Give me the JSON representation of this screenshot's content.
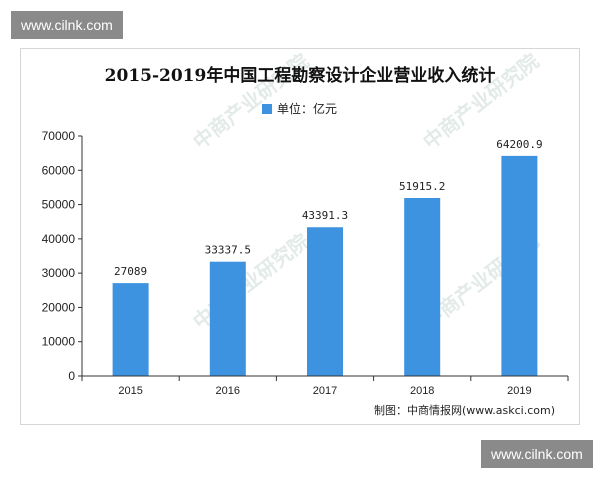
{
  "watermark": {
    "site": "www.cilnk.com"
  },
  "chart_data": {
    "type": "bar",
    "title": "2015-2019年中国工程勘察设计企业营业收入统计",
    "categories": [
      "2015",
      "2016",
      "2017",
      "2018",
      "2019"
    ],
    "series": [
      {
        "name": "单位：亿元",
        "values": [
          27089,
          33337.5,
          43391.3,
          51915.2,
          64200.9
        ],
        "color": "#3d93e0"
      }
    ],
    "data_labels": [
      "27089",
      "33337.5",
      "43391.3",
      "51915.2",
      "64200.9"
    ],
    "ylim": [
      0,
      70000
    ],
    "yticks": [
      0,
      10000,
      20000,
      30000,
      40000,
      50000,
      60000,
      70000
    ],
    "xlabel": "",
    "ylabel": "",
    "legend_position": "top-center",
    "grid": false,
    "source": "制图：中商情报网(www.askci.com)"
  }
}
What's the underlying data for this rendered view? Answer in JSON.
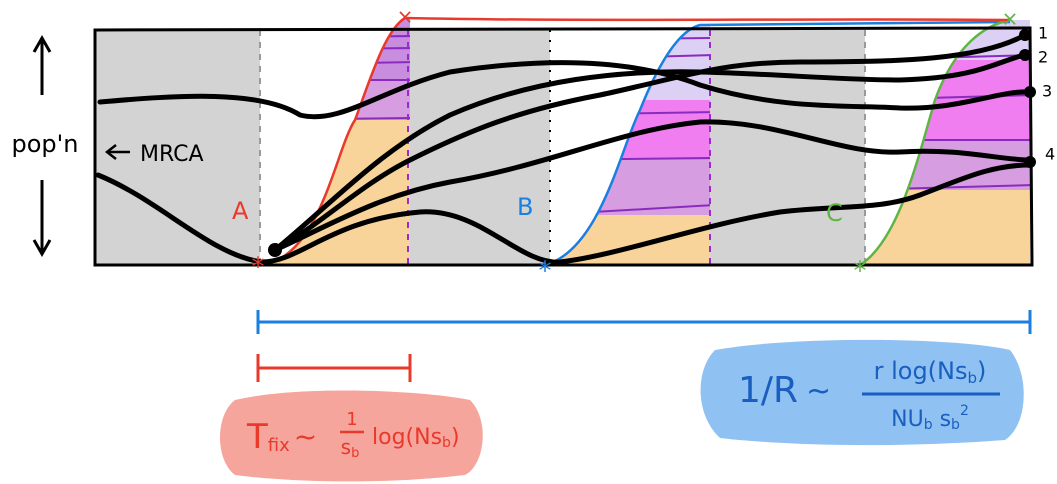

STATED TASK
Extract every line containing the string "this" from the material.

ANSWER TO THE EXERCISE
Give me the JSON representation of this screenshot's content.
What's the underlying data for this rendered view? Answer in JSON.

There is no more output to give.